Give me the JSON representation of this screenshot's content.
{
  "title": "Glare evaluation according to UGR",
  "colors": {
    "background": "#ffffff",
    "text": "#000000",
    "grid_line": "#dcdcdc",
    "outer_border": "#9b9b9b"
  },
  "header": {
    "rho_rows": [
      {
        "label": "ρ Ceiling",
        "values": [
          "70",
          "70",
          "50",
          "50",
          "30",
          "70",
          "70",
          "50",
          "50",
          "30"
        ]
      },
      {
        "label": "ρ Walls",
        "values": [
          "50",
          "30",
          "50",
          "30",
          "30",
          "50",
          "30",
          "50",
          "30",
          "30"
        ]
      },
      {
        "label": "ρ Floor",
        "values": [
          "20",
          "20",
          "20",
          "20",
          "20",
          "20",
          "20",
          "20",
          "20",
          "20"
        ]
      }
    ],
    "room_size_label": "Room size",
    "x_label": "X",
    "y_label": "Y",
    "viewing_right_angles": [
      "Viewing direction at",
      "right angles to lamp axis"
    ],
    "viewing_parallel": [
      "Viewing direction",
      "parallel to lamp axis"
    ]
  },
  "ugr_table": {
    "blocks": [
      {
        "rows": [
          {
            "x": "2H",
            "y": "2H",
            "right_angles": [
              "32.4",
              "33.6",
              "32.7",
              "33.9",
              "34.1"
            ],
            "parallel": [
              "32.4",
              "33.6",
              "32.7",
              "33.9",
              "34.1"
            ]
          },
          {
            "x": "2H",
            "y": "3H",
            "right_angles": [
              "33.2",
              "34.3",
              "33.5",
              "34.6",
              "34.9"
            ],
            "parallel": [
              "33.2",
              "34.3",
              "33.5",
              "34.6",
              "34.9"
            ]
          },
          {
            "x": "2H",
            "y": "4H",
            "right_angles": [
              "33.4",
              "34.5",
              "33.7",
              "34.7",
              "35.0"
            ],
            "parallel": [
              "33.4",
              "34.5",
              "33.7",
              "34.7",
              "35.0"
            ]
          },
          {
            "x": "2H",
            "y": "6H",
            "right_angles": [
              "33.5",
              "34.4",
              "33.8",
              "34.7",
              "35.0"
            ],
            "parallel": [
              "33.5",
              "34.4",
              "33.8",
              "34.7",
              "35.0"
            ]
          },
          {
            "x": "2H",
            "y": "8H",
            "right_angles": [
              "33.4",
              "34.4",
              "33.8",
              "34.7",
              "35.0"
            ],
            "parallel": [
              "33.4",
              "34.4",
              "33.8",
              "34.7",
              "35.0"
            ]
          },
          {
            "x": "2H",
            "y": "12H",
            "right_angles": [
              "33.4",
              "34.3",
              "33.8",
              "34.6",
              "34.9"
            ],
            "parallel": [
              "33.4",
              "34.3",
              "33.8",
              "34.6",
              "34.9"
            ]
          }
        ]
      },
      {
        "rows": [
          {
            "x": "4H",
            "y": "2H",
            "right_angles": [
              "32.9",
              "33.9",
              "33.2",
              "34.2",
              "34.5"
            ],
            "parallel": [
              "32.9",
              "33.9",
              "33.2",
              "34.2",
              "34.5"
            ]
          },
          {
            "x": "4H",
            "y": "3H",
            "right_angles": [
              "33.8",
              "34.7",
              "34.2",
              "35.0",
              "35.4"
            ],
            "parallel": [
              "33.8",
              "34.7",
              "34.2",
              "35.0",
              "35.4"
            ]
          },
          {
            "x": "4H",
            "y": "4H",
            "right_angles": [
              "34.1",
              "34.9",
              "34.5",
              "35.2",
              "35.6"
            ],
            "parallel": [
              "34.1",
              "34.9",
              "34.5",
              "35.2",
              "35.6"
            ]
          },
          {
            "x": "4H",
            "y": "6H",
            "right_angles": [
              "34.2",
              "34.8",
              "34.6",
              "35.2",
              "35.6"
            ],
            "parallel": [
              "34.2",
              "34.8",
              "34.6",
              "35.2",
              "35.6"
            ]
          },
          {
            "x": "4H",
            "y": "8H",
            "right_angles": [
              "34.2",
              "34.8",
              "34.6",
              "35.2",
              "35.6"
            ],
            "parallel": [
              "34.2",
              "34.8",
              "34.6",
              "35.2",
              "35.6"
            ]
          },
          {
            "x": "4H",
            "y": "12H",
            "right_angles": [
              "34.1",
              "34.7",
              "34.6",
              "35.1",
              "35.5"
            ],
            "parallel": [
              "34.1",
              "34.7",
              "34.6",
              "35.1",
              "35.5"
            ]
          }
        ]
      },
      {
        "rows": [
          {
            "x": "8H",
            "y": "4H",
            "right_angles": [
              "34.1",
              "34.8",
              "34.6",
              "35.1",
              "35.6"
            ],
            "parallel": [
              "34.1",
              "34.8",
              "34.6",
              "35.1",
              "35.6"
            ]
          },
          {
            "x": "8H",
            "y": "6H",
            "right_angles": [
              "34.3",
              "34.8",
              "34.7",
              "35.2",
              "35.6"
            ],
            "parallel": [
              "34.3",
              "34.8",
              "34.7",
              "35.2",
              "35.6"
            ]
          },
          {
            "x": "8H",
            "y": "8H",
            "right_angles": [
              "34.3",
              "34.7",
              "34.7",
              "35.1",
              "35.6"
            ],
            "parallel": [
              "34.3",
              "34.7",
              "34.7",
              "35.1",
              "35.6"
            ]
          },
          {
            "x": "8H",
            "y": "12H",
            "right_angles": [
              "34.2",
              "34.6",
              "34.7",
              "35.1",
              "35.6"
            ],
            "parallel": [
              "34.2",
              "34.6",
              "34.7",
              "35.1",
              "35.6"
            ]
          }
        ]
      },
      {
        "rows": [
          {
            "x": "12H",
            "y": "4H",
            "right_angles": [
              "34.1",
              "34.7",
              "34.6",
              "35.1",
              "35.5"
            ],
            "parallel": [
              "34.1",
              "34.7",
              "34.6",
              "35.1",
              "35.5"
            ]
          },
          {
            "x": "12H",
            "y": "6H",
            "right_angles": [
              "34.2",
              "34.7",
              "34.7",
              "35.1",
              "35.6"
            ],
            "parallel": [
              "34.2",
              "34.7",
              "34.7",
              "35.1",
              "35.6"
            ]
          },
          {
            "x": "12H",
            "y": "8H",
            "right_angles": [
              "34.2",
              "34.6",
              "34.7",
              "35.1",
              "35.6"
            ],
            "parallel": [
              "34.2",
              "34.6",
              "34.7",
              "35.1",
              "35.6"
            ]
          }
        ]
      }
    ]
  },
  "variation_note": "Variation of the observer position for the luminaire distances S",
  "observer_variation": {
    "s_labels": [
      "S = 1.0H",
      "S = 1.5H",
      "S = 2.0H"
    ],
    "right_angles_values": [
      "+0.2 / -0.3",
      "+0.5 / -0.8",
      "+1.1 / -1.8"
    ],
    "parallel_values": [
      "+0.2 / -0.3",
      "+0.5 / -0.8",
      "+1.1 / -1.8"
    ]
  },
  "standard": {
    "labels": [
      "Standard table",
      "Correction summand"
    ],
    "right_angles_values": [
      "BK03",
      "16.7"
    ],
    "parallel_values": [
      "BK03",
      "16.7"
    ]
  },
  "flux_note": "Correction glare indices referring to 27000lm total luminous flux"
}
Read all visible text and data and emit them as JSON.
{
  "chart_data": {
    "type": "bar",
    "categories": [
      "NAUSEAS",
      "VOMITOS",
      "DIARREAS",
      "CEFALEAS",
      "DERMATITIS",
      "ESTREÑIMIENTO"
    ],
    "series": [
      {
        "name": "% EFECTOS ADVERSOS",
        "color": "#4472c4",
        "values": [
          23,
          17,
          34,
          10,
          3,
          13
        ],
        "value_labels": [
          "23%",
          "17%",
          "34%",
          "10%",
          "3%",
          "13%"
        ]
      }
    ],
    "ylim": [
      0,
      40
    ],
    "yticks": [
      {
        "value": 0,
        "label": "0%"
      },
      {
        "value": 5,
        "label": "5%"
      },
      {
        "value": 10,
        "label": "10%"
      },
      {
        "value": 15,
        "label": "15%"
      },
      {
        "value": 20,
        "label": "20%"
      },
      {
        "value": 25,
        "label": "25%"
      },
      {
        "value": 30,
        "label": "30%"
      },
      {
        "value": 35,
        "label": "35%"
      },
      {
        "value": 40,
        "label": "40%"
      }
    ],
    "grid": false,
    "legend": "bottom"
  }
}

Do this — Count up the lines in the listing that hold the word "axis", and give that number only.

Finished task — 2